◆ STATED TASK: Tally the lines of the data that include the word "from" and state the total, nothing else.

(Collected data entries)
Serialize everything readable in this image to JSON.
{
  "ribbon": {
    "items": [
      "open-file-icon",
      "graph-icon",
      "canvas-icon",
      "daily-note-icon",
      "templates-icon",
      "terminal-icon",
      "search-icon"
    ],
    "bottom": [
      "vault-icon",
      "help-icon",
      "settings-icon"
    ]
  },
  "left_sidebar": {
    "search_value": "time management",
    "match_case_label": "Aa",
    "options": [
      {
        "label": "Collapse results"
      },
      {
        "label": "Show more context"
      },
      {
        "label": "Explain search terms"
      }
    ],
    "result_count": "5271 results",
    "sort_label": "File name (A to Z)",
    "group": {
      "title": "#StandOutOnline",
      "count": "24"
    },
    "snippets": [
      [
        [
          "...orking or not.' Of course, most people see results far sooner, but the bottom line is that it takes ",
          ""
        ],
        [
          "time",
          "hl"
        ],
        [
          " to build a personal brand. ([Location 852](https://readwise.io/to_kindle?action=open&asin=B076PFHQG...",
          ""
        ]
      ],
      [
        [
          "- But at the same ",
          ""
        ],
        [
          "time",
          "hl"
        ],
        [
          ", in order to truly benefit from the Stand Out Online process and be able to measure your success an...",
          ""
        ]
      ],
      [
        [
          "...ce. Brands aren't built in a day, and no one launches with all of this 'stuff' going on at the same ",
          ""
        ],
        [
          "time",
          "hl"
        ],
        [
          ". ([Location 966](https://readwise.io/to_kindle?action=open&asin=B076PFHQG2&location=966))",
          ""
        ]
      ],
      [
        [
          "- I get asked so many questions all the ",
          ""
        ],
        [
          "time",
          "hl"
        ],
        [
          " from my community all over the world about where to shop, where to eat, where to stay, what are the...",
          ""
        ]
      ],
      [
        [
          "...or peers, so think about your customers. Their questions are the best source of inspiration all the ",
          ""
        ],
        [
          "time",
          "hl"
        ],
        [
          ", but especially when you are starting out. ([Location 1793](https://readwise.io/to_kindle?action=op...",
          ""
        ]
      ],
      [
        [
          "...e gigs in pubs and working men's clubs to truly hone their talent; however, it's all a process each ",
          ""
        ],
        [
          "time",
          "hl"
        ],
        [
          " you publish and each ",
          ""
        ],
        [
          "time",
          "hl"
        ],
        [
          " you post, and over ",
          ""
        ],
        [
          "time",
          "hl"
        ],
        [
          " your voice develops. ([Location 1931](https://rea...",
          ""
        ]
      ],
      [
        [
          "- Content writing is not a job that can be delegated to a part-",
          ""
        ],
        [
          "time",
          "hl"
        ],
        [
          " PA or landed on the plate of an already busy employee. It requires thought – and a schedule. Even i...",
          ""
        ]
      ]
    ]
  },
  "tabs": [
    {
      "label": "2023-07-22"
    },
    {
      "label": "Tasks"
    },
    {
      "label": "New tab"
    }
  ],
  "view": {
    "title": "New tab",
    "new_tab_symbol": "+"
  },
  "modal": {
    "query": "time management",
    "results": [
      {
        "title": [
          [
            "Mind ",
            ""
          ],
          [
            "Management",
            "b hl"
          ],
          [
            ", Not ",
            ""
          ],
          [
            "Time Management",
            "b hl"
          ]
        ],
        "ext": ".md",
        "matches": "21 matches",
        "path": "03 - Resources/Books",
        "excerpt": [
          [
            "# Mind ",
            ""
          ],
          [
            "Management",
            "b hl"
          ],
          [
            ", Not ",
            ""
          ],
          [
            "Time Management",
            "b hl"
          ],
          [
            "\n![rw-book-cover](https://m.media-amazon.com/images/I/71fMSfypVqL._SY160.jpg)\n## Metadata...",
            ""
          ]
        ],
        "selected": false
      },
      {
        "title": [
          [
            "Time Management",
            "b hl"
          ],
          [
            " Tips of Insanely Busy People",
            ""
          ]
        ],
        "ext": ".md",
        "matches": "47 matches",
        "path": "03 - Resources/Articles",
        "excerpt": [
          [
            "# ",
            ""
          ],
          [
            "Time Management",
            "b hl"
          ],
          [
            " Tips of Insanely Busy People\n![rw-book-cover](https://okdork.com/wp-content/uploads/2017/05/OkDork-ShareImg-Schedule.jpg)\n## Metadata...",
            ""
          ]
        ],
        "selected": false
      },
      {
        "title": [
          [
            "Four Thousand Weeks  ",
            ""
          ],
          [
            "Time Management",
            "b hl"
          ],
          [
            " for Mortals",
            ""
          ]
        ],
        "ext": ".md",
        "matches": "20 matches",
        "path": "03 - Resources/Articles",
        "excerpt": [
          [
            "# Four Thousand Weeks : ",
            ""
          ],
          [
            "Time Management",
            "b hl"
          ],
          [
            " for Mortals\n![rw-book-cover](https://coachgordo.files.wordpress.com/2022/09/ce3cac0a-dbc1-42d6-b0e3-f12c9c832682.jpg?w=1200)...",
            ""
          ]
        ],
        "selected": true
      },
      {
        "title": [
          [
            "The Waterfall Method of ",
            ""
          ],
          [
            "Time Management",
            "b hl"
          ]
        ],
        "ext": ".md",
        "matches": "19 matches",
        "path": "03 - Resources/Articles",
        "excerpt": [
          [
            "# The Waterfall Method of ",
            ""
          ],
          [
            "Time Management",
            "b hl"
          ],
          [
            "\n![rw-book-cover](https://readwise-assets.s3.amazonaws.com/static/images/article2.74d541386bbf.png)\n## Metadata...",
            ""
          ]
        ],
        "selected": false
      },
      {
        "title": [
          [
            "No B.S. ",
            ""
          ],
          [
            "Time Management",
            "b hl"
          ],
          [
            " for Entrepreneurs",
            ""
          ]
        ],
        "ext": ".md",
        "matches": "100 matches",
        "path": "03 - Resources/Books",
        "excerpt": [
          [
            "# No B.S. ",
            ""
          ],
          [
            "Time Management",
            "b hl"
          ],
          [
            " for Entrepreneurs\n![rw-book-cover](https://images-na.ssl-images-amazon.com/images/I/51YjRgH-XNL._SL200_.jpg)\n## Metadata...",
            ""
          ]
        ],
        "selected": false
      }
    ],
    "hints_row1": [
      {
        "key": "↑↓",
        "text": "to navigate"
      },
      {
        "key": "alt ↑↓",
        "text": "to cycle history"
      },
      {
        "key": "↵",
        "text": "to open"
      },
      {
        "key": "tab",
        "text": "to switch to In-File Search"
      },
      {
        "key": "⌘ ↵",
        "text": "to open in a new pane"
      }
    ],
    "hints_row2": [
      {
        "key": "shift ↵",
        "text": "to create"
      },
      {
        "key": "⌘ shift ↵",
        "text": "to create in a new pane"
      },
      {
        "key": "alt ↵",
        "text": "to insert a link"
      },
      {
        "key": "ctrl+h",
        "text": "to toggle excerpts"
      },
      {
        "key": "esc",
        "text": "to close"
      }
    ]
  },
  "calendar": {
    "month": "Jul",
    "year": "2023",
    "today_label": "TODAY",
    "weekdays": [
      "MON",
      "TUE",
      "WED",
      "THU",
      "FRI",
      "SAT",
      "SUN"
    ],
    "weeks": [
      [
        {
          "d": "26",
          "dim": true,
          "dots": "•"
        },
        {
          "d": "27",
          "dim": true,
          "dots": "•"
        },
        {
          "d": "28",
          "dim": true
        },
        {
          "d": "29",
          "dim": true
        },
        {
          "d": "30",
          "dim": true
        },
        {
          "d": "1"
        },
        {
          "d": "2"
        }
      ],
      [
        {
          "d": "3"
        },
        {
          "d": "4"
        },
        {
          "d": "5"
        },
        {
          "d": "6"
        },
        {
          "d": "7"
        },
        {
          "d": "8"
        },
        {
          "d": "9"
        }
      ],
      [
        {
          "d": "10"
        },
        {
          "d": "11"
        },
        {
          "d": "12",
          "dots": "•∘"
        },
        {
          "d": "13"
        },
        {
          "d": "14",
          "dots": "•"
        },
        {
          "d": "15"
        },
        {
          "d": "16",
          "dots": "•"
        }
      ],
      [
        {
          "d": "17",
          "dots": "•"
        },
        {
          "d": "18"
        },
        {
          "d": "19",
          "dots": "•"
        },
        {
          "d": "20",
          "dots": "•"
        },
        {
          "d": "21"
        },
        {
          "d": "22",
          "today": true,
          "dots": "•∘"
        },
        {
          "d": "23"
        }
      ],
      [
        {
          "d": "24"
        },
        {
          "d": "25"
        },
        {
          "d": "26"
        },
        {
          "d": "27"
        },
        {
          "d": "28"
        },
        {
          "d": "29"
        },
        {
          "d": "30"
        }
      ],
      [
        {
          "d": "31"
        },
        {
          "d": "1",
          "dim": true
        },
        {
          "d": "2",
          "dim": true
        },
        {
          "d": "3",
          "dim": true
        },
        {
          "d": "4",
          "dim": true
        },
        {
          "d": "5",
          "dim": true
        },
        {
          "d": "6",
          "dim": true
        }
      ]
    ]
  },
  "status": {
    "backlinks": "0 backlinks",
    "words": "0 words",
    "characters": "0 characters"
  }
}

◆ OUTPUT BELOW: 2